WORK REQUIRED: Find the word "bootstrap" in the records below. List each line containing it.

Recorded data
⁂

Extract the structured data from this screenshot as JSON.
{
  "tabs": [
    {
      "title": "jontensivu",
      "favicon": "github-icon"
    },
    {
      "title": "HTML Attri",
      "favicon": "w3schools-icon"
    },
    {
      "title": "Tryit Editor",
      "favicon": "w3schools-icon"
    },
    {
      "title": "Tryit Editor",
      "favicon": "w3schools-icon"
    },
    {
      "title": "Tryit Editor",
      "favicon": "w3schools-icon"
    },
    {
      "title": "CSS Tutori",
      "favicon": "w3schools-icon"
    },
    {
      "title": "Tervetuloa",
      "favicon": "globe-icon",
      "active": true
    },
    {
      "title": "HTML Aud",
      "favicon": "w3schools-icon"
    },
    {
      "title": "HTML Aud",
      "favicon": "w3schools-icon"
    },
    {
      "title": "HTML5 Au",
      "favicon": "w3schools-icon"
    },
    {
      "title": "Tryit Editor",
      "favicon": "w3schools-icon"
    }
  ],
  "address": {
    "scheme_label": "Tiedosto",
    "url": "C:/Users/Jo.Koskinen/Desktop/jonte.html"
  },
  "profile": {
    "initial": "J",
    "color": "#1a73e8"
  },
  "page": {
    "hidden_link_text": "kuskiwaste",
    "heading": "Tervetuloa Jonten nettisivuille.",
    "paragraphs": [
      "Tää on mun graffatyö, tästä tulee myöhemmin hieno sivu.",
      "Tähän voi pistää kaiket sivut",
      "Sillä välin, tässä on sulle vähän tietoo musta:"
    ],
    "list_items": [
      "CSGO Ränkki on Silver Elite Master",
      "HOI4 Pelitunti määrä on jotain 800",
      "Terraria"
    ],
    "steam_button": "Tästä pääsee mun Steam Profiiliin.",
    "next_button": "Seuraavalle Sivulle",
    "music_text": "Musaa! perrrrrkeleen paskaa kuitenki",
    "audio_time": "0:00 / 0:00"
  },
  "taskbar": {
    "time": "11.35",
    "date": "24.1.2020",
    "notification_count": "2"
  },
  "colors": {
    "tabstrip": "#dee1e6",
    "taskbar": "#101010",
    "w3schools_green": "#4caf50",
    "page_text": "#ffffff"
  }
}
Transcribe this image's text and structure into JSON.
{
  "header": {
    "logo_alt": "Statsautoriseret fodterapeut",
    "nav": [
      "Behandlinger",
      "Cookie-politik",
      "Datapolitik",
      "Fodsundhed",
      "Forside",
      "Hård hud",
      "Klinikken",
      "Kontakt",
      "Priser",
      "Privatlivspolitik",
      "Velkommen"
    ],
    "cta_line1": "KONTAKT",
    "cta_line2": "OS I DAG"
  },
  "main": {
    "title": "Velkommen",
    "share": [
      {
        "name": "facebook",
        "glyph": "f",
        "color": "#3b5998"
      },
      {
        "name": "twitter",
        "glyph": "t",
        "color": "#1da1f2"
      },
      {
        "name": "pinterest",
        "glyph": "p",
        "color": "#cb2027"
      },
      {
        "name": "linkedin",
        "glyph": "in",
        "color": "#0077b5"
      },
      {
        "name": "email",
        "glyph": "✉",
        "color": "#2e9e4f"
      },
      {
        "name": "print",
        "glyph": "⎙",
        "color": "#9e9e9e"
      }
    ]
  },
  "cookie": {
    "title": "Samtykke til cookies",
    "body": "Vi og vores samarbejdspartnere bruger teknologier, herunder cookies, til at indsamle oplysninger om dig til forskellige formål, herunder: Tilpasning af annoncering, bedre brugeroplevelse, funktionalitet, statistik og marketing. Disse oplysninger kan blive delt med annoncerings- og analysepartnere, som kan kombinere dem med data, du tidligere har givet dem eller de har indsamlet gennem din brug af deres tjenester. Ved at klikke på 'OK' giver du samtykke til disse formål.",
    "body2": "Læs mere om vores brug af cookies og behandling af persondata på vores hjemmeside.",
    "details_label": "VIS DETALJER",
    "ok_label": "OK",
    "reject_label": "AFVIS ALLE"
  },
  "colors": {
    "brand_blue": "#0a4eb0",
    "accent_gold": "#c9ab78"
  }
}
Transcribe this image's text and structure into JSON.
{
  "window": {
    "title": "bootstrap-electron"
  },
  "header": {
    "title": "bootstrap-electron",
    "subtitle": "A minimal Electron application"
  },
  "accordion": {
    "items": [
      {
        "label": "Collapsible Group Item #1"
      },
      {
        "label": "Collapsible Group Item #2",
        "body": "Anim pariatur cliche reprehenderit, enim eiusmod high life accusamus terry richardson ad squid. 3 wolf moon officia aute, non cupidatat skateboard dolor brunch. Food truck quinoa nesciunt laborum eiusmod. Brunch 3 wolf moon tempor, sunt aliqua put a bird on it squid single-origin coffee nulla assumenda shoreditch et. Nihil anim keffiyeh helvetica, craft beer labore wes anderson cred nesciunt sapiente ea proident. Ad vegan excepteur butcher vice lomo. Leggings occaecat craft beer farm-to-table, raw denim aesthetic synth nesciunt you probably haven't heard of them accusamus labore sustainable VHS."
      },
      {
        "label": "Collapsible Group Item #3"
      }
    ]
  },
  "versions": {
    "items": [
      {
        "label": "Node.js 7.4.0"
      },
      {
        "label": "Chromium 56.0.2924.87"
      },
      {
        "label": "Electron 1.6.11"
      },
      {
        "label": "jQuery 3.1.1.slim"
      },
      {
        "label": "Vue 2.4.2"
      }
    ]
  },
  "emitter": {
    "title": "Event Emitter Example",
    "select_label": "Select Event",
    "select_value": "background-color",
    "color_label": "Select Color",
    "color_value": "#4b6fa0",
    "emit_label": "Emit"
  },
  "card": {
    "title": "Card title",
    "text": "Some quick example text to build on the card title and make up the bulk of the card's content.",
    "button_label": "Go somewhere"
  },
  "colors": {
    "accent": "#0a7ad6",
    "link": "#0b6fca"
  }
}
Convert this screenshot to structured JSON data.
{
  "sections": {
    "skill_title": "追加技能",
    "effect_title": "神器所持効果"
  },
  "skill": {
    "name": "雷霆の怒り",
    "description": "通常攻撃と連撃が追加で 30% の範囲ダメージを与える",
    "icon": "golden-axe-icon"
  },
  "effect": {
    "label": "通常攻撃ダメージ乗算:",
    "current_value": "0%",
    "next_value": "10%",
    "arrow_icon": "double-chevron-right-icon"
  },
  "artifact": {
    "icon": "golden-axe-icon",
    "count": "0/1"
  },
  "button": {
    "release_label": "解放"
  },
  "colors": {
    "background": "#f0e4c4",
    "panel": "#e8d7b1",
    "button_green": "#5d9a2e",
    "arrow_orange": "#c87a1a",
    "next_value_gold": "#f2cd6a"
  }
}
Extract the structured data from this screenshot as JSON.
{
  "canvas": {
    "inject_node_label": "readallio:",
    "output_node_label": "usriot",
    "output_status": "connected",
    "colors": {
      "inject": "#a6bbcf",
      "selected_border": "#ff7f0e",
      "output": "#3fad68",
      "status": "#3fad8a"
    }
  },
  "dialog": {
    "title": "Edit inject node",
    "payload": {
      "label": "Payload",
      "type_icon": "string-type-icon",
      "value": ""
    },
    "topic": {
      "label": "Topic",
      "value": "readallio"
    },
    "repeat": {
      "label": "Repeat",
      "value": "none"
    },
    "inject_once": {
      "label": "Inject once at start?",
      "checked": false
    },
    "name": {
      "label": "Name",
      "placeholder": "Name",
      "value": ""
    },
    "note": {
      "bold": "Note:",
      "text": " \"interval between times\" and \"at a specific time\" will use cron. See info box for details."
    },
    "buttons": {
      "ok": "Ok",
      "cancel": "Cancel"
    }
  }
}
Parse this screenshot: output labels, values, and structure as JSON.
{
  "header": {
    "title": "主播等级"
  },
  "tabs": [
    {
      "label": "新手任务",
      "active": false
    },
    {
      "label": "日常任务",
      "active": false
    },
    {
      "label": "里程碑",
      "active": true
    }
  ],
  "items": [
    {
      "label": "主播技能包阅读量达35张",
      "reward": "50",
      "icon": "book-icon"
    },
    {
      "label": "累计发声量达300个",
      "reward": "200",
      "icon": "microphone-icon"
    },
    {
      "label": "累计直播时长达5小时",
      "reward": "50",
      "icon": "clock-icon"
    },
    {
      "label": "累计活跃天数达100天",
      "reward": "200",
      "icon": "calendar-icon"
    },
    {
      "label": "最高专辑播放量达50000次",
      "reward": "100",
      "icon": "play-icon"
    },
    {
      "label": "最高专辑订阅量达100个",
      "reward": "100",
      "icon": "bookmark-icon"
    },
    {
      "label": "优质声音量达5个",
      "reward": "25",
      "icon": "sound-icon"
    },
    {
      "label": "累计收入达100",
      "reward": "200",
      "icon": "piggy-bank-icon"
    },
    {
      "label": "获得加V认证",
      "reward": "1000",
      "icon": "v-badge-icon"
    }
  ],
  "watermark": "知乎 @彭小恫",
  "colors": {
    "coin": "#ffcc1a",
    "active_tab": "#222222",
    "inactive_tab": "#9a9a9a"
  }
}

⁂

THE COMPLETED TASK:
    "title": "bootstrap-electron"
    "title": "bootstrap-electron",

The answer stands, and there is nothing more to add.